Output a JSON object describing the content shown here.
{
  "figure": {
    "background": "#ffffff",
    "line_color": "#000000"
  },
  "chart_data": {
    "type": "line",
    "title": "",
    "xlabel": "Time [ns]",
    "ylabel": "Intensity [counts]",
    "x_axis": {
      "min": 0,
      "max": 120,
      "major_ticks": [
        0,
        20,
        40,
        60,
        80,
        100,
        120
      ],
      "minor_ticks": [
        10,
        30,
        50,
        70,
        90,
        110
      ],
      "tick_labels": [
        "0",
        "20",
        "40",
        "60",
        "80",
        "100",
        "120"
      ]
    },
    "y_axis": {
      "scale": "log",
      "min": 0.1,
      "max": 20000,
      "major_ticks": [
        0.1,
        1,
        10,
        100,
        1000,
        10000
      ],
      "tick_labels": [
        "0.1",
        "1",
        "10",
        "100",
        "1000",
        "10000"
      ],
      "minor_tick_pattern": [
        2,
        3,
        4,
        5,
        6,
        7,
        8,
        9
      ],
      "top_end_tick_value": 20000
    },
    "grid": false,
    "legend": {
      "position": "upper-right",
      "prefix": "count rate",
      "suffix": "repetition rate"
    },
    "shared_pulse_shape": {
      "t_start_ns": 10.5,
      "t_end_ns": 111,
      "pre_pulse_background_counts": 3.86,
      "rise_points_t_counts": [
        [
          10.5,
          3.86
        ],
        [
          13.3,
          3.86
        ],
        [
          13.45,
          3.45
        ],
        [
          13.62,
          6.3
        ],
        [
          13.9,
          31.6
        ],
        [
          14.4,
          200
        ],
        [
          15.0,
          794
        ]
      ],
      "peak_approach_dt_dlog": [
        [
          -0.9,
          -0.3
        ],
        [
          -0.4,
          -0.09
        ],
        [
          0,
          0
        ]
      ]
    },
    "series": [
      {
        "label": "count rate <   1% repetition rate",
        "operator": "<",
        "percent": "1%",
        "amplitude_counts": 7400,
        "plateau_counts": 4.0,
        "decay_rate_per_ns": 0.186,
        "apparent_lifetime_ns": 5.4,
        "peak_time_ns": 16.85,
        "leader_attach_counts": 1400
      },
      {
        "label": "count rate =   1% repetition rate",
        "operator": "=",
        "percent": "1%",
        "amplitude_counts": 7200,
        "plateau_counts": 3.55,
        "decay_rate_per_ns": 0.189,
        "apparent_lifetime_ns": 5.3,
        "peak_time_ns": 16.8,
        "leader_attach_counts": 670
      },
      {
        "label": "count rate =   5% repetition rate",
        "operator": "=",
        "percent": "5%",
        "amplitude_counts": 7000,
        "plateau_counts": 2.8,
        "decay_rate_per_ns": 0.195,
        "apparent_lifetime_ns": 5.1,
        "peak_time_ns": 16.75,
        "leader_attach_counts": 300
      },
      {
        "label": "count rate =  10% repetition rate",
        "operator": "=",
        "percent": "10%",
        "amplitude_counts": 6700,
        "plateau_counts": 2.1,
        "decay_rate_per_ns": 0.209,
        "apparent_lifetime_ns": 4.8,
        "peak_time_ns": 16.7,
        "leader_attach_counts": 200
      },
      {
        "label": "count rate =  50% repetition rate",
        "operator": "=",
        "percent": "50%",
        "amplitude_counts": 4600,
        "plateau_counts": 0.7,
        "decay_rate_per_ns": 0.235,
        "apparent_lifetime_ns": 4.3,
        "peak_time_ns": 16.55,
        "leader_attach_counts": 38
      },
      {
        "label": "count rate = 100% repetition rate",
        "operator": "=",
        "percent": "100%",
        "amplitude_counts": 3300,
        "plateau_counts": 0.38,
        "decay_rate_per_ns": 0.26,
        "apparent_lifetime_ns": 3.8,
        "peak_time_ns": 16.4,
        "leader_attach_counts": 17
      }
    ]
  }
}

> WHAT TO WORK ON: Using the entries above, please restate each one word for word.

> RIGHT ANSWER:
Output a JSON object describing the content shown here.
{
  "figure": {
    "background": "#ffffff",
    "line_color": "#000000"
  },
  "chart_data": {
    "type": "line",
    "title": "",
    "xlabel": "Time [ns]",
    "ylabel": "Intensity [counts]",
    "x_axis": {
      "min": 0,
      "max": 120,
      "major_ticks": [
        0,
        20,
        40,
        60,
        80,
        100,
        120
      ],
      "minor_ticks": [
        10,
        30,
        50,
        70,
        90,
        110
      ],
      "tick_labels": [
        "0",
        "20",
        "40",
        "60",
        "80",
        "100",
        "120"
      ]
    },
    "y_axis": {
      "scale": "log",
      "min": 0.1,
      "max": 20000,
      "major_ticks": [
        0.1,
        1,
        10,
        100,
        1000,
        10000
      ],
      "tick_labels": [
        "0.1",
        "1",
        "10",
        "100",
        "1000",
        "10000"
      ],
      "minor_tick_pattern": [
        2,
        3,
        4,
        5,
        6,
        7,
        8,
        9
      ],
      "top_end_tick_value": 20000
    },
    "grid": false,
    "legend": {
      "position": "upper-right",
      "prefix": "count rate",
      "suffix": "repetition rate"
    },
    "shared_pulse_shape": {
      "t_start_ns": 10.5,
      "t_end_ns": 111,
      "pre_pulse_background_counts": 3.86,
      "rise_points_t_counts": [
        [
          10.5,
          3.86
        ],
        [
          13.3,
          3.86
        ],
        [
          13.45,
          3.45
        ],
        [
          13.62,
          6.3
        ],
        [
          13.9,
          31.6
        ],
        [
          14.4,
          200
        ],
        [
          15.0,
          794
        ]
      ],
      "peak_approach_dt_dlog": [
        [
          -0.9,
          -0.3
        ],
        [
          -0.4,
          -0.09
        ],
        [
          0,
          0
        ]
      ]
    },
    "series": [
      {
        "label": "count rate <   1% repetition rate",
        "operator": "<",
        "percent": "1%",
        "amplitude_counts": 7400,
        "plateau_counts": 4.0,
        "decay_rate_per_ns": 0.186,
        "apparent_lifetime_ns": 5.4,
        "peak_time_ns": 16.85,
        "leader_attach_counts": 1400
      },
      {
        "label": "count rate =   1% repetition rate",
        "operator": "=",
        "percent": "1%",
        "amplitude_counts": 7200,
        "plateau_counts": 3.55,
        "decay_rate_per_ns": 0.189,
        "apparent_lifetime_ns": 5.3,
        "peak_time_ns": 16.8,
        "leader_attach_counts": 670
      },
      {
        "label": "count rate =   5% repetition rate",
        "operator": "=",
        "percent": "5%",
        "amplitude_counts": 7000,
        "plateau_counts": 2.8,
        "decay_rate_per_ns": 0.195,
        "apparent_lifetime_ns": 5.1,
        "peak_time_ns": 16.75,
        "leader_attach_counts": 300
      },
      {
        "label": "count rate =  10% repetition rate",
        "operator": "=",
        "percent": "10%",
        "amplitude_counts": 6700,
        "plateau_counts": 2.1,
        "decay_rate_per_ns": 0.209,
        "apparent_lifetime_ns": 4.8,
        "peak_time_ns": 16.7,
        "leader_attach_counts": 200
      },
      {
        "label": "count rate =  50% repetition rate",
        "operator": "=",
        "percent": "50%",
        "amplitude_counts": 4600,
        "plateau_counts": 0.7,
        "decay_rate_per_ns": 0.235,
        "apparent_lifetime_ns": 4.3,
        "peak_time_ns": 16.55,
        "leader_attach_counts": 38
      },
      {
        "label": "count rate = 100% repetition rate",
        "operator": "=",
        "percent": "100%",
        "amplitude_counts": 3300,
        "plateau_counts": 0.38,
        "decay_rate_per_ns": 0.26,
        "apparent_lifetime_ns": 3.8,
        "peak_time_ns": 16.4,
        "leader_attach_counts": 17
      }
    ]
  }
}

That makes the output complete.